- [REQUIRED TASK 1]: Retype, exactly as they appear, the lines of the records below that open with the line containing "histogram-bar xyxy=(458,143,464,164)" and close with the line containing "histogram-bar xyxy=(388,163,394,195)", including both of those lines.

- [DOCUMENT]:
[ aws . glue ]

create-table

Description

Creates a new table definition in the Data Catalog.

See also: AWS API Documentation

See ‘aws help’ for descriptions of global parameters.

Synopsis

  create-table
[--catalog-id <value>]
--database-name <value>
--table-input <value>
[--partition-indexes <value>]
[--cli-input-json | --cli-input-yaml]
[--generate-cli-skeleton <value>]

Options

--catalog-id (string)

The ID of the Data Catalog in which to create the Table . If none is supplied, the Amazon Web Services account ID is used by default.

--database-name (string)

The catalog database in which to create the new table. For Hive compatibility, this name is entirely lowercase.

--table-input (structure)

The TableInput object that defines the metadata table to create in the catalog.

Name -> (string)

The table name. For Hive compatibility, this is folded to lowercase when it is stored.

- [RECORDS PROVIDED]:
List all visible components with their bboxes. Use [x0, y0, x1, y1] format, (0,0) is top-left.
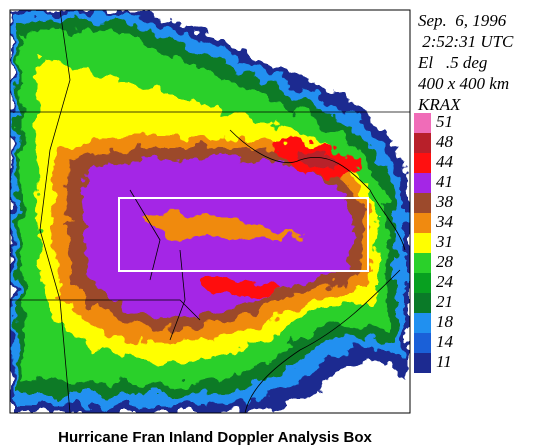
legend-label: 28: [436, 252, 454, 271]
legend-label: 51: [436, 112, 453, 131]
header-line: 2:52:31 UTC: [418, 32, 514, 51]
legend-swatch: [414, 233, 431, 253]
legend-swatch: [414, 253, 431, 273]
legend-label: 18: [436, 312, 454, 331]
legend-swatch: [414, 313, 431, 333]
radar-map: [10, 10, 410, 413]
legend-label: 41: [436, 172, 453, 191]
legend-swatch: [414, 133, 431, 153]
legend-swatch: [414, 353, 431, 373]
legend-swatch: [414, 293, 431, 313]
legend-label: 31: [435, 232, 453, 251]
header-line: El .5 deg: [417, 53, 487, 72]
legend-label: 48: [436, 132, 454, 151]
legend-label: 38: [435, 192, 454, 211]
legend-label: 11: [436, 352, 452, 371]
header-line: 400 x 400 km: [418, 74, 509, 93]
legend-label: 21: [436, 292, 453, 311]
legend-swatch: [414, 213, 431, 233]
legend-swatch: [414, 113, 431, 133]
caption: Hurricane Fran Inland Doppler Analysis B…: [58, 429, 372, 446]
legend-label: 34: [435, 212, 454, 231]
legend-swatch: [414, 333, 431, 353]
legend-label: 14: [436, 332, 454, 351]
legend-swatch: [414, 193, 431, 213]
legend-label: 24: [436, 272, 454, 291]
header-line: KRAX: [417, 95, 461, 114]
legend-swatch: [414, 153, 431, 173]
header-line: Sep. 6, 1996: [418, 11, 507, 30]
legend-label: 44: [436, 152, 454, 171]
header: Sep. 6, 1996 2:52:31 UTC El .5 deg 400 x 4…: [417, 11, 514, 114]
legend-swatch: [414, 273, 431, 293]
legend-swatch: [414, 173, 431, 193]
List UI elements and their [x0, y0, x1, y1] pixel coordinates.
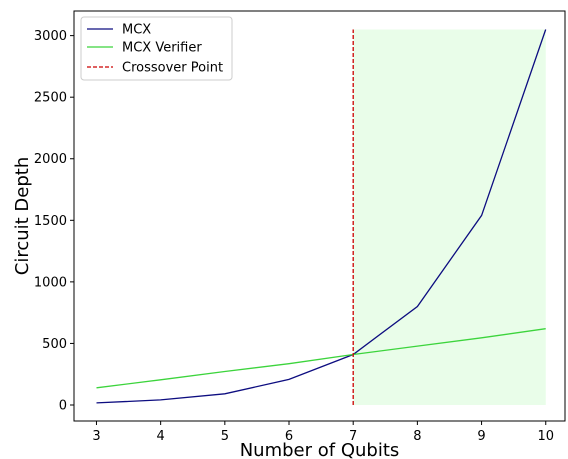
shaded-region	[353, 29, 546, 405]
x-tick-label: 4	[157, 429, 165, 444]
x-tick-label: 8	[413, 429, 421, 444]
y-tick-label: 500	[42, 337, 67, 352]
shaded-region-layer	[353, 29, 546, 405]
series-line-mcx-verifier	[96, 328, 546, 389]
x-tick-label: 9	[477, 429, 485, 444]
series-line-mcx	[96, 29, 547, 404]
y-axis-ticks: 0 500 1000 1500 2000 2500 3000	[34, 29, 74, 413]
series-layer	[96, 29, 547, 405]
y-tick-label: 2000	[34, 152, 67, 167]
x-axis-ticks: 3 4 5 6 7 8 9 10	[92, 421, 554, 444]
x-tick-label: 7	[349, 429, 357, 444]
y-axis-label: Circuit Depth	[12, 157, 33, 276]
y-tick-label: 1500	[34, 214, 67, 229]
x-axis-label: Number of Qubits	[240, 440, 400, 459]
y-tick-label: 3000	[34, 29, 67, 44]
y-tick-label: 0	[59, 398, 67, 413]
x-tick-label: 10	[537, 429, 554, 444]
legend-label-mcx-verifier: MCX Verifier	[122, 41, 202, 56]
legend-label-crossover-point: Crossover Point	[122, 61, 223, 76]
y-tick-label: 2500	[34, 91, 67, 106]
plot-frame	[73, 10, 566, 422]
x-tick-label: 5	[221, 429, 229, 444]
y-tick-label: 1000	[34, 275, 67, 290]
legend-label-mcx: MCX	[122, 23, 151, 38]
x-tick-label: 6	[285, 429, 293, 444]
legend-box	[80, 16, 233, 81]
legend: MCX MCX Verifier Crossover Point	[80, 16, 233, 81]
x-tick-label: 3	[92, 429, 100, 444]
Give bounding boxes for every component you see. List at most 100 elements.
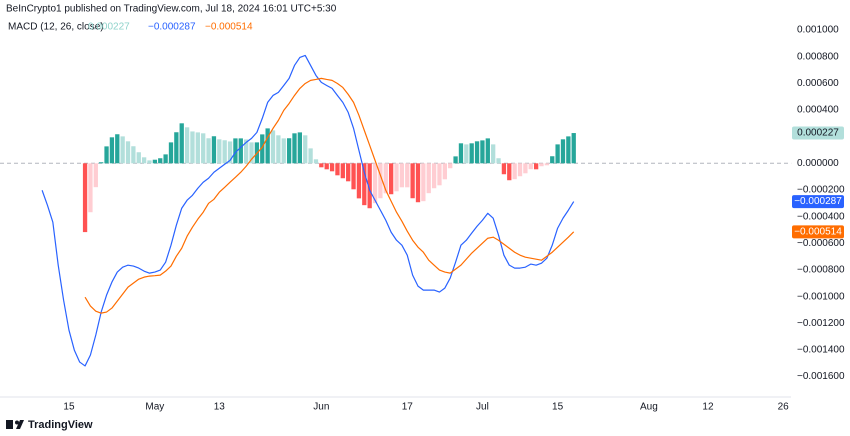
histogram-bar xyxy=(458,143,464,164)
histogram-bar xyxy=(501,163,507,175)
histogram-bar xyxy=(415,163,421,203)
histogram-bar xyxy=(131,146,136,164)
histogram-bar xyxy=(550,156,555,164)
histogram-bar xyxy=(383,163,388,194)
histogram-bar xyxy=(351,163,356,190)
histogram-bar xyxy=(286,138,292,164)
histogram-bar xyxy=(190,131,195,164)
histogram-bar xyxy=(211,136,217,164)
histogram-bar xyxy=(388,163,394,195)
histogram-bar xyxy=(104,146,109,164)
histogram-bar xyxy=(195,132,200,164)
histogram-bar xyxy=(217,139,222,164)
histogram-bar xyxy=(372,163,378,204)
histogram-bar xyxy=(238,138,243,164)
legend-value: 0.000227 xyxy=(88,22,130,33)
histogram-bar xyxy=(464,144,469,164)
histogram-bar xyxy=(533,163,539,170)
histogram-bar xyxy=(362,163,367,206)
histogram-bar xyxy=(485,138,490,164)
histogram-bar xyxy=(324,163,329,170)
histogram-bar xyxy=(158,158,163,164)
histogram-bar xyxy=(378,163,383,199)
price-badge xyxy=(792,225,844,239)
histogram-bar xyxy=(539,163,544,167)
histogram-bar xyxy=(566,136,571,164)
y-tick-label: −0.000200 xyxy=(797,185,845,196)
x-tick-label: 26 xyxy=(778,402,790,413)
histogram-bar xyxy=(308,148,313,164)
logo-shape xyxy=(6,420,13,429)
y-tick-label: −0.001600 xyxy=(797,371,845,382)
histogram-bar xyxy=(276,135,281,164)
histogram-bar xyxy=(88,163,93,213)
histogram-bar xyxy=(469,143,474,164)
histogram-bar xyxy=(346,163,351,182)
histogram-bar xyxy=(179,123,184,164)
y-tick-label: −0.001000 xyxy=(797,291,845,302)
histogram-bar xyxy=(421,163,426,202)
histogram-bar xyxy=(115,134,120,164)
brand-logo xyxy=(6,420,24,429)
histogram-bar xyxy=(512,163,517,180)
histogram-bar xyxy=(222,140,227,164)
histogram-bar xyxy=(442,163,447,180)
histogram-bar xyxy=(319,163,324,168)
histogram-bar xyxy=(152,159,158,164)
y-tick-label: 0.000600 xyxy=(797,78,839,89)
histogram-bar xyxy=(206,138,211,164)
histogram-bar xyxy=(431,163,437,189)
histogram-bar xyxy=(260,134,265,164)
indicator-line xyxy=(41,54,575,367)
histogram-bar xyxy=(297,132,303,164)
histogram-bar xyxy=(410,163,415,199)
publisher-header: BeInCrypto1 published on TradingView.com… xyxy=(6,4,337,15)
indicator-title: MACD (12, 26, close) xyxy=(8,22,104,33)
y-tick-label: 0.000800 xyxy=(797,51,839,62)
histogram-bar xyxy=(329,163,335,172)
histogram-bar xyxy=(201,133,206,164)
x-tick-label: May xyxy=(145,402,164,413)
indicator-line xyxy=(84,77,575,314)
x-tick-label: 17 xyxy=(402,402,414,413)
histogram-bar xyxy=(244,139,249,164)
y-tick-label: 0.000400 xyxy=(797,105,839,116)
histogram-bar xyxy=(249,142,254,164)
histogram-bar xyxy=(265,128,270,164)
histogram-bar xyxy=(141,157,147,164)
histogram-bar xyxy=(437,163,442,186)
y-tick-label: −0.000600 xyxy=(797,238,845,249)
histogram-bar xyxy=(82,163,88,233)
y-tick-label: 0.001000 xyxy=(797,25,839,36)
histogram-bar xyxy=(474,141,480,164)
histogram-bar xyxy=(125,141,131,164)
histogram-bar xyxy=(292,133,297,164)
x-tick-label: 15 xyxy=(63,402,75,413)
histogram-bar xyxy=(555,144,560,164)
histogram-bar xyxy=(507,163,512,181)
y-tick-label: 0.000000 xyxy=(797,158,839,169)
histogram-bar xyxy=(147,160,152,164)
x-tick-label: 15 xyxy=(552,402,564,413)
histogram-bar xyxy=(394,163,399,192)
histogram-bar xyxy=(120,136,125,164)
histogram-bar xyxy=(340,163,345,179)
histogram-bar xyxy=(560,139,566,164)
histogram-bar xyxy=(356,163,362,199)
histogram-bar xyxy=(227,141,233,164)
histogram-bar xyxy=(528,163,533,170)
x-tick-label: 13 xyxy=(214,402,226,413)
price-badge xyxy=(792,126,844,140)
histogram xyxy=(82,123,576,233)
logo-shape xyxy=(16,420,24,429)
price-badge-label: −0.000514 xyxy=(794,226,842,237)
histogram-bar xyxy=(399,163,405,188)
histogram-bar xyxy=(453,156,458,164)
histogram-bar xyxy=(496,158,501,164)
histogram-bar xyxy=(335,163,340,176)
x-tick-label: Jul xyxy=(476,402,489,413)
histogram-bar xyxy=(163,154,168,164)
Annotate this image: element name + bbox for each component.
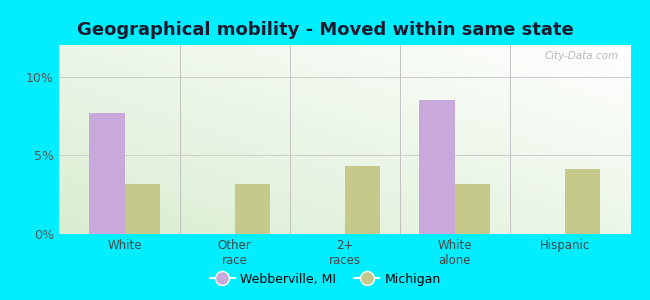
Bar bbox=[454, 184, 489, 234]
Bar bbox=[235, 184, 270, 234]
Bar bbox=[564, 169, 600, 234]
Bar bbox=[419, 100, 454, 234]
Text: City-Data.com: City-Data.com bbox=[545, 51, 619, 61]
Text: Geographical mobility - Moved within same state: Geographical mobility - Moved within sam… bbox=[77, 21, 573, 39]
Legend: Webberville, MI, Michigan: Webberville, MI, Michigan bbox=[205, 268, 445, 291]
Bar bbox=[125, 184, 160, 234]
Bar bbox=[89, 113, 125, 234]
Bar bbox=[344, 166, 380, 234]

- [REQUIRED TASK 2]: Echo the passage of the create-table documentation above that opens with the words "--catalog-id (string)" and closes with the words "--table-input (structure)", reproducing it without any change.

- [COMPLETE ANSWER 1]:
histogram-bar xyxy=(458,143,464,164)
histogram-bar xyxy=(501,163,507,175)
histogram-bar xyxy=(415,163,421,203)
histogram-bar xyxy=(131,146,136,164)
histogram-bar xyxy=(550,156,555,164)
histogram-bar xyxy=(383,163,388,194)
histogram-bar xyxy=(351,163,356,190)
histogram-bar xyxy=(286,138,292,164)
histogram-bar xyxy=(190,131,195,164)
histogram-bar xyxy=(211,136,217,164)
histogram-bar xyxy=(388,163,394,195)

- [COMPLETE ANSWER 2]:
--catalog-id (string)

The ID of the Data Catalog in which to create the Table . If none is supplied, the Amazon Web Services account ID is used by default.

--database-name (string)

The catalog database in which to create the new table. For Hive compatibility, this name is entirely lowercase.

--table-input (structure)